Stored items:
_____

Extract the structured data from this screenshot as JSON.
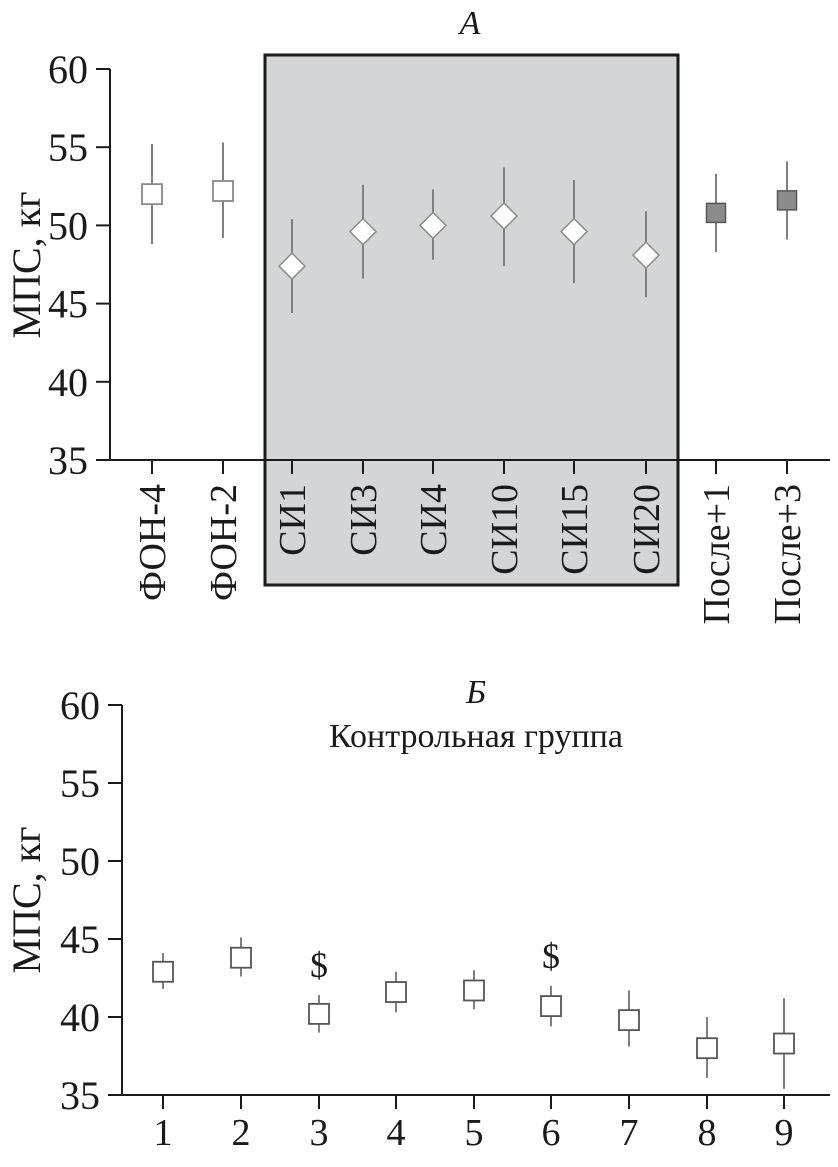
{
  "chart_data": [
    {
      "type": "scatter",
      "title": "А",
      "ylabel": "МПС, кг",
      "ylim": [
        35,
        60
      ],
      "yticks": [
        35,
        40,
        45,
        50,
        55,
        60
      ],
      "grid": false,
      "categories": [
        "ФОН-4",
        "ФОН-2",
        "СИ1",
        "СИ3",
        "СИ4",
        "СИ10",
        "СИ15",
        "СИ20",
        "После+1",
        "После+3"
      ],
      "means": [
        52.0,
        52.2,
        47.4,
        49.6,
        50.0,
        50.6,
        49.6,
        48.1,
        50.8,
        51.6
      ],
      "lower": [
        48.8,
        49.2,
        44.4,
        46.6,
        47.8,
        47.4,
        46.3,
        45.4,
        48.3,
        49.1
      ],
      "upper": [
        55.2,
        55.3,
        50.4,
        52.6,
        52.3,
        53.7,
        52.9,
        50.9,
        53.3,
        54.1
      ],
      "markers": [
        "open-square",
        "open-square",
        "diamond",
        "diamond",
        "diamond",
        "diamond",
        "diamond",
        "diamond",
        "filled-square",
        "filled-square"
      ],
      "highlight_range": [
        "СИ1",
        "СИ20"
      ],
      "colors": {
        "highlight_fill": "#d4d5d7",
        "filled_marker": "#8c8c8c",
        "errorbar": "#808080",
        "axis": "#1a1a1a"
      }
    },
    {
      "type": "scatter",
      "title": "Б",
      "subtitle": "Контрольная группа",
      "ylabel": "МПС, кг",
      "ylim": [
        35,
        60
      ],
      "yticks": [
        35,
        40,
        45,
        50,
        55,
        60
      ],
      "grid": false,
      "categories": [
        "1",
        "2",
        "3",
        "4",
        "5",
        "6",
        "7",
        "8",
        "9"
      ],
      "means": [
        42.9,
        43.8,
        40.2,
        41.6,
        41.7,
        40.7,
        39.8,
        38.0,
        38.3
      ],
      "lower": [
        41.8,
        42.6,
        39.0,
        40.3,
        40.5,
        39.4,
        38.1,
        36.1,
        35.4
      ],
      "upper": [
        44.1,
        45.1,
        41.4,
        42.9,
        43.0,
        42.0,
        41.7,
        40.0,
        41.2
      ],
      "annotations": [
        {
          "category": "3",
          "text": "$"
        },
        {
          "category": "6",
          "text": "$"
        }
      ],
      "colors": {
        "errorbar": "#808080",
        "marker_stroke": "#555555",
        "axis": "#1a1a1a"
      }
    }
  ]
}
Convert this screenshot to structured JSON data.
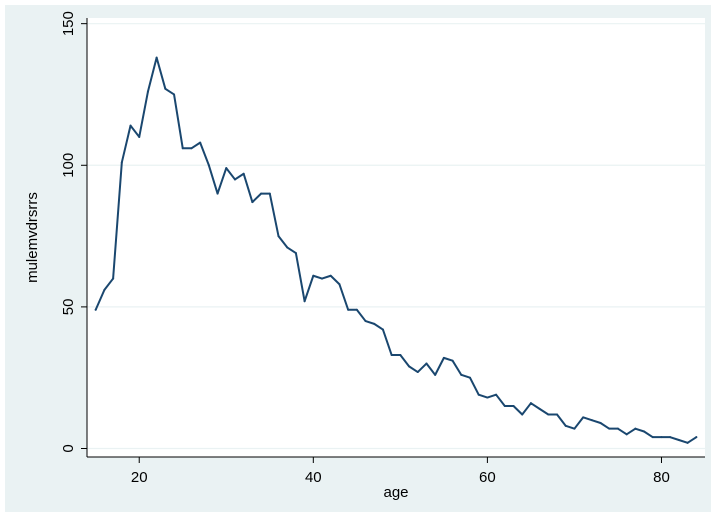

_____

TASK INSTRUCTIONS> Retype every record above exactly as written, but leave out the pictures.

OUTPUT BELOW>
Extract the structured data from this screenshot as JSON.
{
  "chart_data": [
    {
      "type": "scatter",
      "title": "А",
      "ylabel": "МПС, кг",
      "ylim": [
        35,
        60
      ],
      "yticks": [
        35,
        40,
        45,
        50,
        55,
        60
      ],
      "grid": false,
      "categories": [
        "ФОН-4",
        "ФОН-2",
        "СИ1",
        "СИ3",
        "СИ4",
        "СИ10",
        "СИ15",
        "СИ20",
        "После+1",
        "После+3"
      ],
      "means": [
        52.0,
        52.2,
        47.4,
        49.6,
        50.0,
        50.6,
        49.6,
        48.1,
        50.8,
        51.6
      ],
      "lower": [
        48.8,
        49.2,
        44.4,
        46.6,
        47.8,
        47.4,
        46.3,
        45.4,
        48.3,
        49.1
      ],
      "upper": [
        55.2,
        55.3,
        50.4,
        52.6,
        52.3,
        53.7,
        52.9,
        50.9,
        53.3,
        54.1
      ],
      "markers": [
        "open-square",
        "open-square",
        "diamond",
        "diamond",
        "diamond",
        "diamond",
        "diamond",
        "diamond",
        "filled-square",
        "filled-square"
      ],
      "highlight_range": [
        "СИ1",
        "СИ20"
      ],
      "colors": {
        "highlight_fill": "#d4d5d7",
        "filled_marker": "#8c8c8c",
        "errorbar": "#808080",
        "axis": "#1a1a1a"
      }
    },
    {
      "type": "scatter",
      "title": "Б",
      "subtitle": "Контрольная группа",
      "ylabel": "МПС, кг",
      "ylim": [
        35,
        60
      ],
      "yticks": [
        35,
        40,
        45,
        50,
        55,
        60
      ],
      "grid": false,
      "categories": [
        "1",
        "2",
        "3",
        "4",
        "5",
        "6",
        "7",
        "8",
        "9"
      ],
      "means": [
        42.9,
        43.8,
        40.2,
        41.6,
        41.7,
        40.7,
        39.8,
        38.0,
        38.3
      ],
      "lower": [
        41.8,
        42.6,
        39.0,
        40.3,
        40.5,
        39.4,
        38.1,
        36.1,
        35.4
      ],
      "upper": [
        44.1,
        45.1,
        41.4,
        42.9,
        43.0,
        42.0,
        41.7,
        40.0,
        41.2
      ],
      "annotations": [
        {
          "category": "3",
          "text": "$"
        },
        {
          "category": "6",
          "text": "$"
        }
      ],
      "colors": {
        "errorbar": "#808080",
        "marker_stroke": "#555555",
        "axis": "#1a1a1a"
      }
    }
  ]
}
Convert this screenshot to structured JSON data.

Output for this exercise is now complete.